> **Passage**:
--- Begin ---

Let’s go ahead and agree that Lisbon is DISTCINTLY SOULFUL, since J. Crew feels the need to shout this at us. But PIECES TO WEAR RIGHT NOW is a questionable statement. The forecast in NYC predicts 6-10 inches of snow tomorrow, and there’s not much in this catalog to help with that.

Still, I guess it’s okay to pretend you’re wandering and windswept on the Iberian peninsula. If that’s what you’re into.

But if you want to live the J. Crew lifestyle, be prepared to wear beige fishnet anklets with your $135 “Suede Macalister Boots.” Oh, sure, they look just like Wallabees or Clarks desert boots. They just cost almost fifty bucks more.

Note to self: Instead of buying new jewelry, just put on as many pieces of your old jewelry as you can, even if you think they clash. Iris Apfel is the new black.

The names of the pants at J. Crew are endlessly amusing, because the items they’re inspired by keep getting progressively smaller. First there were trousers. Then the “matchstick,” which gave way to the even thinner “toothpick.” Here it’s the “pixie,” and by summer, they’ll be selling the “single-celled protozoa.” Better work on tightening up your ribosomes!

--- End ---

> **To be done**:
#1 Please update the rows from the line with "1007, 1102, 1065]" up to and including the line with "zoom-icon[interactable]: ⌕ [1719, 86, 1731, 112]", replacing "interactable" with "clickable" and leaving everything else unchanged. Give only those lines.
#2 Write what comes next in the piece mocking the J. Crew catalog, starting after its last sentence.
The text above and the rows below have nothing to do with each other.

> **Exercise data**:
--- Begin ---

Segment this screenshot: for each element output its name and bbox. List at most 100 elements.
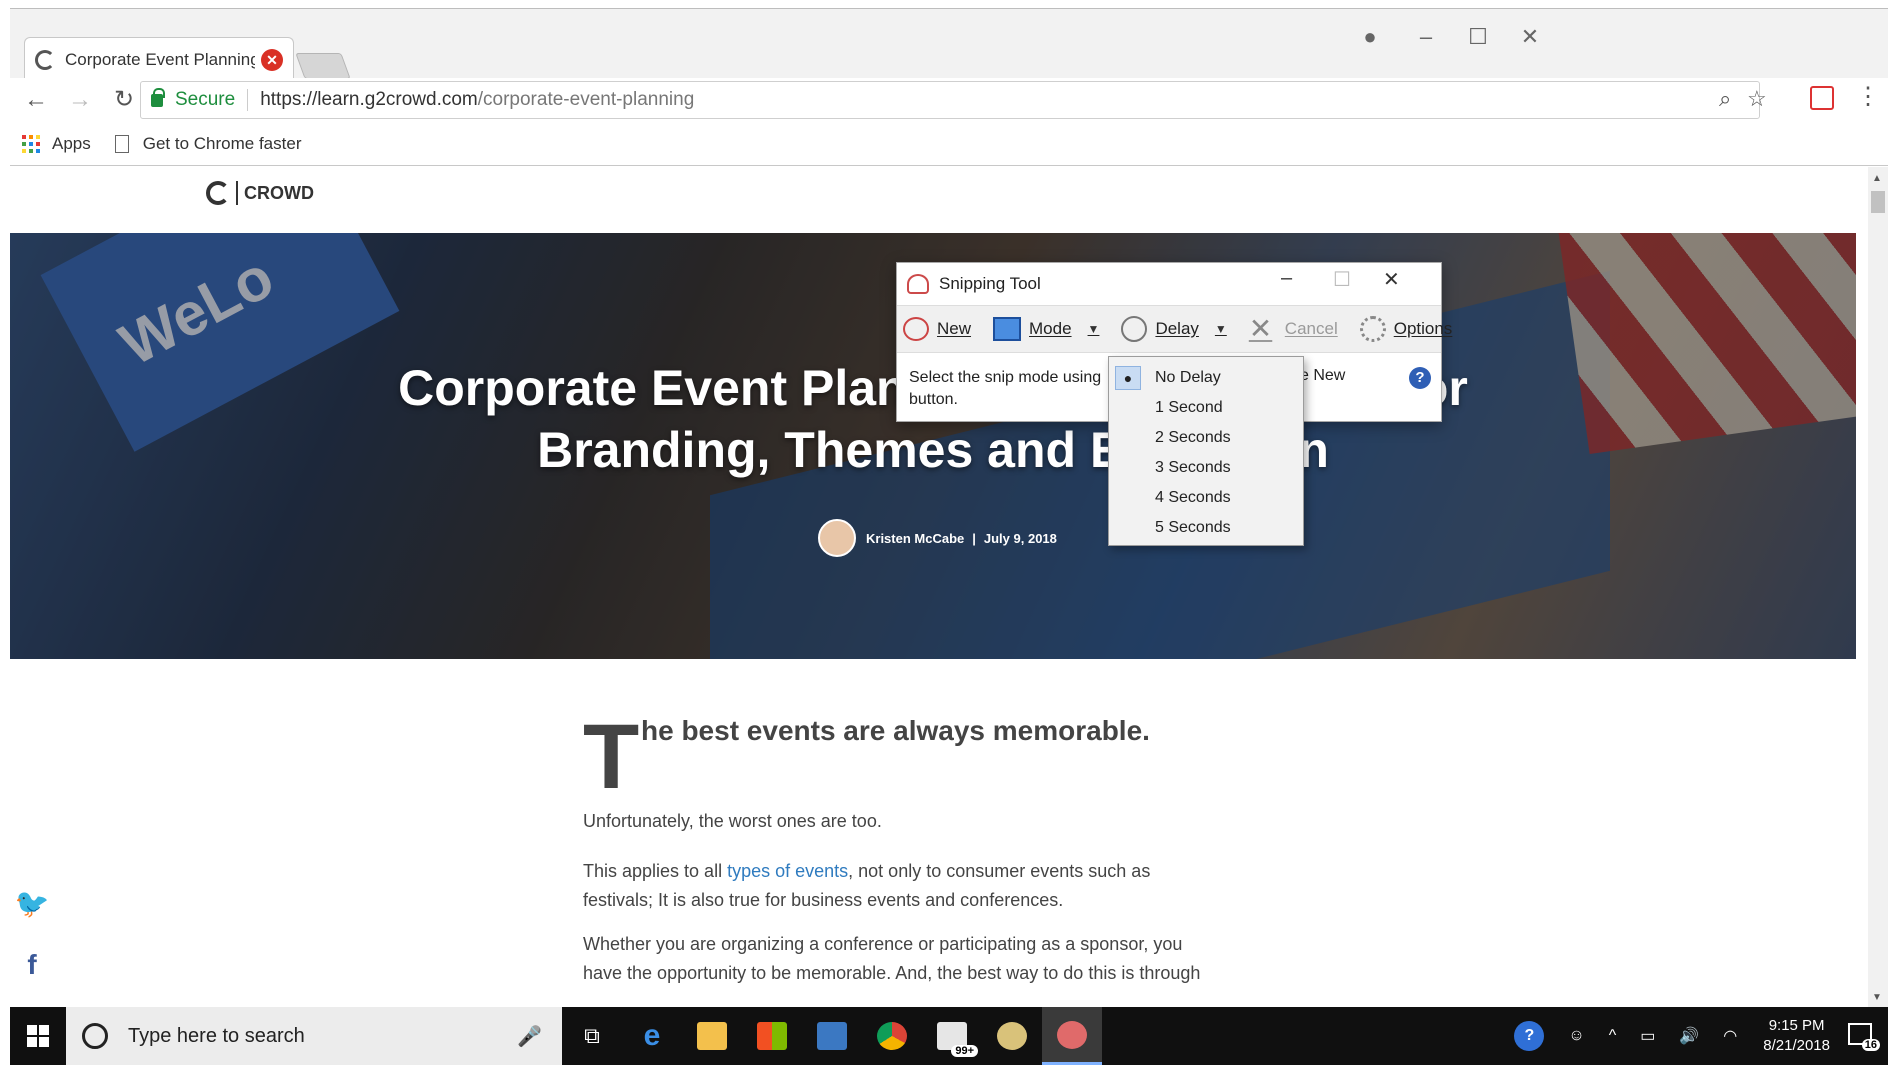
snipping-tool-taskbar-icon[interactable] [1042, 1007, 1102, 1065]
logo-divider [236, 181, 238, 205]
help-icon[interactable]: ? [1409, 367, 1431, 389]
taskbar-search[interactable]: Type here to search 🎤 [66, 1007, 562, 1065]
divider [247, 89, 249, 111]
delay-option-4-seconds[interactable]: 4 Seconds [1109, 483, 1303, 513]
notification-count: 16 [1861, 1039, 1880, 1051]
close-window-button[interactable]: ✕ [1500, 19, 1560, 55]
edge-browser-icon[interactable]: e [622, 1007, 682, 1065]
zoom-icon[interactable]: ⌕ [1719, 86, 1731, 112]
p2-text-before: This applies to all [583, 861, 728, 881]
mode-dropdown-arrow-icon[interactable]: ▼ [1088, 322, 1100, 336]
back-arrow-icon[interactable]: ← [18, 82, 54, 118]
delay-option-label: 2 Seconds [1155, 429, 1231, 446]
facebook-share-icon[interactable]: f [10, 937, 54, 993]
bookmark-star-icon[interactable]: ☆ [1747, 86, 1767, 112]
browser-titlebar: Corporate Event Planning ✕ ● – ☐ ✕ [10, 8, 1888, 81]
snipping-tool-title: Snipping Tool [939, 274, 1041, 293]
twitter-share-icon[interactable]: 🐦 [10, 875, 54, 931]
delay-option-3-seconds[interactable]: 3 Seconds [1109, 453, 1303, 483]
task-view-icon[interactable]: ⧉ [562, 1007, 622, 1065]
delay-option-2-seconds[interactable]: 2 Seconds [1109, 423, 1303, 453]
options-label: Options [1393, 319, 1453, 338]
cancel-label: Cancel [1284, 319, 1338, 338]
file-explorer-icon[interactable] [682, 1007, 742, 1065]
delay-option-1-second[interactable]: 1 Second [1109, 393, 1303, 423]
clock-icon [1121, 316, 1148, 342]
page-scrollbar[interactable]: ▲ ▼ [1868, 167, 1888, 1007]
system-tray: ? ☺ ^ ▭ 🔊 ◠ 9:15 PM 8/21/2018 16 [1502, 1007, 1888, 1065]
delay-label: Delay [1155, 319, 1199, 338]
wifi-icon[interactable]: ◠ [1723, 1026, 1737, 1046]
options-button[interactable]: Options [1359, 316, 1453, 342]
url-host: https://learn.g2crowd.com [260, 89, 478, 110]
snip-hint-text: Select the snip mode using button. [909, 369, 1102, 408]
snipping-toolbar: New Mode ▼ Delay ▼ ✕ Cancel Options [897, 305, 1452, 353]
g2crowd-logo[interactable]: CROWD [206, 181, 314, 205]
maximize-button[interactable]: ☐ [1448, 19, 1508, 55]
microphone-icon[interactable]: 🎤 [517, 1024, 542, 1049]
tab-close-icon[interactable]: ✕ [261, 48, 283, 71]
paint-icon[interactable] [982, 1007, 1042, 1065]
cortana-icon [82, 1023, 108, 1049]
cancel-button[interactable]: ✕ Cancel [1249, 315, 1338, 343]
bookmark-chrome-faster[interactable]: Get to Chrome faster [114, 134, 301, 154]
snip-minimize-button[interactable]: – [1281, 267, 1292, 290]
windows-taskbar: Type here to search 🎤 ⧉ e 99+ ? ☺ ^ ▭ 🔊 … [10, 1007, 1888, 1065]
remote-desktop-icon[interactable] [802, 1007, 862, 1065]
scroll-down-arrow-icon[interactable]: ▼ [1872, 992, 1882, 1003]
clock-time: 9:15 PM [1768, 1017, 1825, 1034]
new-tab-button[interactable] [295, 53, 351, 79]
delay-option-label: 1 Second [1155, 399, 1223, 416]
show-hidden-icons-chevron-icon[interactable]: ^ [1609, 1027, 1617, 1045]
windows-logo-icon [27, 1025, 49, 1047]
reload-icon[interactable]: ↻ [106, 82, 142, 118]
types-of-events-link[interactable]: types of events [727, 861, 848, 881]
paragraph-1: Unfortunately, the worst ones are too. [583, 811, 882, 831]
snipping-tool-titlebar[interactable]: Snipping Tool – ☐ ✕ [897, 263, 1441, 305]
address-bar[interactable]: Secure https://learn.g2crowd.com/corpora… [140, 81, 1767, 119]
delay-option-label: 4 Seconds [1155, 489, 1231, 506]
pocket-extension-icon[interactable] [1810, 86, 1834, 110]
chrome-icon[interactable] [862, 1007, 922, 1065]
drop-cap: T [583, 706, 640, 808]
url-path: /corporate-event-planning [477, 89, 695, 110]
paragraph-3: Whether you are organizing a conference … [583, 934, 1201, 983]
scroll-up-arrow-icon[interactable]: ▲ [1872, 173, 1882, 184]
snip-maximize-button: ☐ [1333, 269, 1351, 291]
battery-icon[interactable]: ▭ [1640, 1026, 1655, 1046]
minimize-button[interactable]: – [1396, 19, 1456, 55]
secure-label: Secure [175, 89, 236, 110]
mode-button[interactable]: Mode ▼ [993, 317, 1099, 341]
delay-option-no-delay[interactable]: ● No Delay [1109, 363, 1303, 393]
new-label: New [937, 319, 972, 338]
taskbar-clock[interactable]: 9:15 PM 8/21/2018 [1763, 1016, 1830, 1056]
action-center-icon[interactable]: 16 [1844, 1021, 1880, 1051]
paragraph-2: This applies to all types of events, not… [583, 857, 1223, 915]
page-icon [114, 134, 129, 153]
mode-label: Mode [1029, 319, 1072, 338]
microsoft-store-icon[interactable] [742, 1007, 802, 1065]
snip-close-button[interactable]: ✕ [1383, 267, 1400, 292]
bookmark-apps[interactable]: Apps [10, 134, 91, 154]
browser-toolbar: ← → ↻ Secure https://learn.g2crowd.com/c… [10, 78, 1888, 122]
delay-option-label: No Delay [1155, 369, 1221, 386]
mail-icon[interactable]: 99+ [922, 1007, 982, 1065]
chrome-menu-icon[interactable]: ⋮ [1856, 82, 1880, 111]
profile-icon[interactable]: ● [1340, 19, 1400, 55]
new-snip-button[interactable]: New [903, 317, 971, 341]
help-tray-icon[interactable]: ? [1514, 1021, 1545, 1051]
scissors-icon [907, 274, 929, 294]
author-name[interactable]: Kristen McCabe [866, 531, 964, 546]
people-icon[interactable]: ☺ [1568, 1027, 1584, 1045]
forward-arrow-icon[interactable]: → [62, 82, 98, 118]
delay-option-label: 3 Seconds [1155, 459, 1231, 476]
start-button[interactable] [10, 1007, 66, 1065]
volume-icon[interactable]: 🔊 [1679, 1026, 1699, 1046]
delay-button[interactable]: Delay ▼ [1121, 316, 1227, 342]
browser-tab[interactable]: Corporate Event Planning ✕ [24, 37, 294, 81]
bookmarks-bar: Apps Get to Chrome faster [10, 122, 1888, 166]
selected-bullet-icon: ● [1115, 366, 1141, 390]
scroll-thumb[interactable] [1871, 191, 1885, 213]
delay-dropdown-arrow-icon[interactable]: ▼ [1215, 322, 1227, 336]
delay-option-5-seconds[interactable]: 5 Seconds [1109, 513, 1303, 543]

--- End ---

> **Responses per task**:
#1
snipping-tool-taskbar-icon[clickable] [1042, 1007, 1102, 1065]
logo-divider [236, 181, 238, 205]
help-icon[clickable]: ? [1409, 367, 1431, 389]
taskbar-search[clickable]: Type here to search 🎤 [66, 1007, 562, 1065]
divider [247, 89, 249, 111]
delay-option-4-seconds[clickable]: 4 Seconds [1109, 483, 1303, 513]
notification-count: 16 [1861, 1039, 1880, 1051]
close-window-button[clickable]: ✕ [1500, 19, 1560, 55]
edge-browser-icon[clickable]: e [622, 1007, 682, 1065]
zoom-icon[clickable]: ⌕ [1719, 86, 1731, 112]

#2
Poor child is so confused. Are we going boating? Or on a picnic? Or dancing? Or to the opera? Gloves and a veiled cocktail hat would improve this look immensely. And by improve, I mean “make it apparent how ridiculous it is.”

Oh, Jenna’s Picks Eye Candy. I’ll take all the jewelry, the cone-heeled shoes (17), the fluttery clutches (18), and the peep toes (20). The Indiana Jones shoes (19), the Giles From Buffy satchel (23) and the Stoned Foreign Exchange Student boots (6) are on my shit list.

Another perfectly good outfit ruined by socks. How do you say “What is your damage” in Portuguese?

I will never, ever ever ever understand why anyone would pay $168 for jeans with paint already splattered on them. If you think this looks cool, put on your jeans and paint a mural or something. Paint someone’s bedroom! They might even pay you.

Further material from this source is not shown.